Exercise instructions: Write the records below out in full, character for character, with no pictures.

Extracted entries:
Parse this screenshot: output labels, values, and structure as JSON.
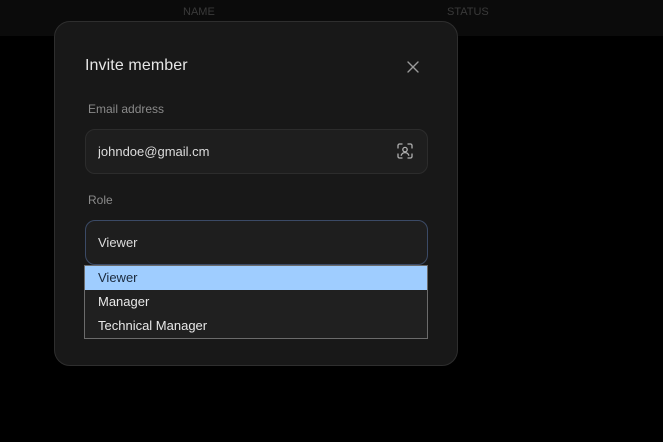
{
  "background": {
    "columns": [
      "NAME",
      "STATUS"
    ]
  },
  "modal": {
    "title": "Invite member",
    "close_icon": "close-icon"
  },
  "email": {
    "label": "Email address",
    "value": "johndoe@gmail.cm",
    "icon": "contact-scan-icon"
  },
  "role": {
    "label": "Role",
    "value": "Viewer",
    "options": [
      "Viewer",
      "Manager",
      "Technical Manager"
    ],
    "selected_index": 0
  },
  "colors": {
    "modal_bg": "#181818",
    "selected_option_bg": "#9fcdff",
    "focus_border": "#3b4a66"
  }
}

The reply:
Parse this screenshot: output labels, values, and structure as JSON.
{
  "background": {
    "columns": [
      "NAME",
      "STATUS"
    ]
  },
  "modal": {
    "title": "Invite member",
    "close_icon": "close-icon"
  },
  "email": {
    "label": "Email address",
    "value": "johndoe@gmail.cm",
    "icon": "contact-scan-icon"
  },
  "role": {
    "label": "Role",
    "value": "Viewer",
    "options": [
      "Viewer",
      "Manager",
      "Technical Manager"
    ],
    "selected_index": 0
  },
  "colors": {
    "modal_bg": "#181818",
    "selected_option_bg": "#9fcdff",
    "focus_border": "#3b4a66"
  }
}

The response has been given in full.